Task directions:
Set out each line from the following listing that includes the word "tidspunktet".

Data listing:
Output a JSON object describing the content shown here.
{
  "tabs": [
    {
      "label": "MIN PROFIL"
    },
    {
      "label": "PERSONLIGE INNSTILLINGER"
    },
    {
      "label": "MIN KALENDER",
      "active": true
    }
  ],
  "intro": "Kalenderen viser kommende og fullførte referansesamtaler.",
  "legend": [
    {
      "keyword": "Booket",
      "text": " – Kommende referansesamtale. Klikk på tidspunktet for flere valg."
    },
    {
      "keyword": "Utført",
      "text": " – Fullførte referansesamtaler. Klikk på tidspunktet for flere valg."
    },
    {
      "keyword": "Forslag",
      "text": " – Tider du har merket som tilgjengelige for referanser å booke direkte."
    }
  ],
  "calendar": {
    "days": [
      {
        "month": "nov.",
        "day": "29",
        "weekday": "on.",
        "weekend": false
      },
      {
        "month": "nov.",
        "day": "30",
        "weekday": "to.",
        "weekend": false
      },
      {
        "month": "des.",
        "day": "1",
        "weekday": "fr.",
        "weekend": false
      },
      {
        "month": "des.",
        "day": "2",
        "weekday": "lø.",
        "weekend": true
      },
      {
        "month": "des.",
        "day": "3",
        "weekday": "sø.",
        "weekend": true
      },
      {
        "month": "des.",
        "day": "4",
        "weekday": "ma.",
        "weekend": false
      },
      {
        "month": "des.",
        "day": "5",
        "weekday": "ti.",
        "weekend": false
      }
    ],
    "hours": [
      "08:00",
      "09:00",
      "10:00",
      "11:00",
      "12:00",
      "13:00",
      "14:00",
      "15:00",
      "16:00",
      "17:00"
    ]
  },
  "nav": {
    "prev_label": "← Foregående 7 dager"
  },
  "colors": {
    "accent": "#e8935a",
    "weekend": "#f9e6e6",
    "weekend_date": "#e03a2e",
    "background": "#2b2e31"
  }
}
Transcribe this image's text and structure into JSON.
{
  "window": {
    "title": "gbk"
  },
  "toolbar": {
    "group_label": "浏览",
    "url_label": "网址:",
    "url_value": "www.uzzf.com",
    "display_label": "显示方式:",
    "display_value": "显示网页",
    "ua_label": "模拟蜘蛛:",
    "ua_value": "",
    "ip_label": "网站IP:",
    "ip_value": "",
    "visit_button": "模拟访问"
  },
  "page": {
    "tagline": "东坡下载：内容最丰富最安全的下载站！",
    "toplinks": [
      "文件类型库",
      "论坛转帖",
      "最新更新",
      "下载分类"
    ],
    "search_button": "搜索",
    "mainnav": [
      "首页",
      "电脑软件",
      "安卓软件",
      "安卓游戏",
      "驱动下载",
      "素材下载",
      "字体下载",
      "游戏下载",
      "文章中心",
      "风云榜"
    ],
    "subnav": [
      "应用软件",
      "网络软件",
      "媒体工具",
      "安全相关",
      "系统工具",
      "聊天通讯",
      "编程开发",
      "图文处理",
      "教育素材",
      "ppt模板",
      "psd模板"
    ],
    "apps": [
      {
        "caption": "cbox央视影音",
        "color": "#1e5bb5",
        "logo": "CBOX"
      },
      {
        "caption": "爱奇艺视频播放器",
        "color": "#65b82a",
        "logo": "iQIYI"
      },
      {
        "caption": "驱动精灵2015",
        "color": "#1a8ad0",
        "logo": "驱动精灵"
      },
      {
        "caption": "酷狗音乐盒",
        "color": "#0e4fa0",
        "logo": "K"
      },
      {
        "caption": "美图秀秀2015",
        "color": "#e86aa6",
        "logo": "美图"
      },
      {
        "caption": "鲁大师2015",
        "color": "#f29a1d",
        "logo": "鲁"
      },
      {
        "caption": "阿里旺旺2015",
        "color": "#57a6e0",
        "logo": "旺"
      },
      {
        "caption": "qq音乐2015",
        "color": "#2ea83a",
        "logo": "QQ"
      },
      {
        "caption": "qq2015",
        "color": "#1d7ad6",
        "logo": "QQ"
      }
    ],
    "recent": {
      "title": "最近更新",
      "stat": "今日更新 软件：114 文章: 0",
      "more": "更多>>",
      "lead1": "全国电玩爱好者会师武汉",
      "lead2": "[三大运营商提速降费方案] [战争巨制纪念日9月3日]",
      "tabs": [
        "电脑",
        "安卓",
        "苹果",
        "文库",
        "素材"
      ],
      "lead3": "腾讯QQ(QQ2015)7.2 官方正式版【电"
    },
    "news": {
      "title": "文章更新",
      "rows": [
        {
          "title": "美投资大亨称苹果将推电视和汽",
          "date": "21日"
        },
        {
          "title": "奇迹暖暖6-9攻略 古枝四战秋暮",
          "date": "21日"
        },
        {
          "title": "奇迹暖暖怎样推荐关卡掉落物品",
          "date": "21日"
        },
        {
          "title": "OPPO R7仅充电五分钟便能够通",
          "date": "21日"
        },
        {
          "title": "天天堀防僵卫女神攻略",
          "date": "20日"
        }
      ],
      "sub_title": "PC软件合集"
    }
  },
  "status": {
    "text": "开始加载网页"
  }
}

Complete output:
      "text": " – Kommende referansesamtale. Klikk på tidspunktet for flere valg."
      "text": " – Fullførte referansesamtaler. Klikk på tidspunktet for flere valg."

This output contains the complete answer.